[Dataset items]
* * * * * * *

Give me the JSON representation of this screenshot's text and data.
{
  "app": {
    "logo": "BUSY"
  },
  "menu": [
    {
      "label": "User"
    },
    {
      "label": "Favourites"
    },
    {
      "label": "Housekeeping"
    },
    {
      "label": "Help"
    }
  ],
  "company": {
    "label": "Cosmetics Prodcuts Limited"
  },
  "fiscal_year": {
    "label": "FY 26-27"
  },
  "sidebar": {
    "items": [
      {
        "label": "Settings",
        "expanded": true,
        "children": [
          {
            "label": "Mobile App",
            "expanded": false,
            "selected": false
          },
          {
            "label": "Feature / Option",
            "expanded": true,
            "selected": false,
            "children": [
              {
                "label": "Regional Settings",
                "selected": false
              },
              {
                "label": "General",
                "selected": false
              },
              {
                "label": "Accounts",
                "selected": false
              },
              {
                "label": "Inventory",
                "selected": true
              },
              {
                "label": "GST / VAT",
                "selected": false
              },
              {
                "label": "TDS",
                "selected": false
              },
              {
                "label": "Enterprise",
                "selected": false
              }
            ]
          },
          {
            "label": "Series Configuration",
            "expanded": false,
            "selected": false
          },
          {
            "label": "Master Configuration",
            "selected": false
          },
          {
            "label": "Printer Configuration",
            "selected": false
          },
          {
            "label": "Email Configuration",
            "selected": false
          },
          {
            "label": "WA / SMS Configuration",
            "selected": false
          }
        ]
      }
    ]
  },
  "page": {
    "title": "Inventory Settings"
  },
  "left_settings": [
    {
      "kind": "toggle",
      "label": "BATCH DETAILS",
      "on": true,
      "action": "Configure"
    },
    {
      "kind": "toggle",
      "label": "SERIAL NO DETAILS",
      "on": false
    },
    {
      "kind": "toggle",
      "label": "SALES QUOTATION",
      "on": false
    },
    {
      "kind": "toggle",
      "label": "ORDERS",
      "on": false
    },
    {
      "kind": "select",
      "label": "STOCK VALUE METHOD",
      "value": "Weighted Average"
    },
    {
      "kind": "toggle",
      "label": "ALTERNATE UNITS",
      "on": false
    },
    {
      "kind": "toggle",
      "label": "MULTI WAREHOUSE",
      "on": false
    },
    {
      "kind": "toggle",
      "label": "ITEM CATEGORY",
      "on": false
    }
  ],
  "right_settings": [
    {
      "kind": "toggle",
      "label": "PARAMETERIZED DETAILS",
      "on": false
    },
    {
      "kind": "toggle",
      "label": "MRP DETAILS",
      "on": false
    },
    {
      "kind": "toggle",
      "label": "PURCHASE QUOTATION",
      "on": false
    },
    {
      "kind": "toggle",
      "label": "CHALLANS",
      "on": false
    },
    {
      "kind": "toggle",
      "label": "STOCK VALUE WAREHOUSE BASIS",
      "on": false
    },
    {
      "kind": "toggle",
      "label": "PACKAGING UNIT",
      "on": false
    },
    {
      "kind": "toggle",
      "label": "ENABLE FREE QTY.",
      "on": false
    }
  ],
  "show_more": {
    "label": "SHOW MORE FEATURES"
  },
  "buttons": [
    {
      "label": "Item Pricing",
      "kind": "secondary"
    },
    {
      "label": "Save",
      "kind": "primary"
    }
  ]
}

* * * * * * *

**What you will do:** From the listing above, copy all lines holding the word "WAREHOUSE".

**Exercise solution:**
      "label": "MULTI WAREHOUSE",
      "label": "STOCK VALUE WAREHOUSE BASIS",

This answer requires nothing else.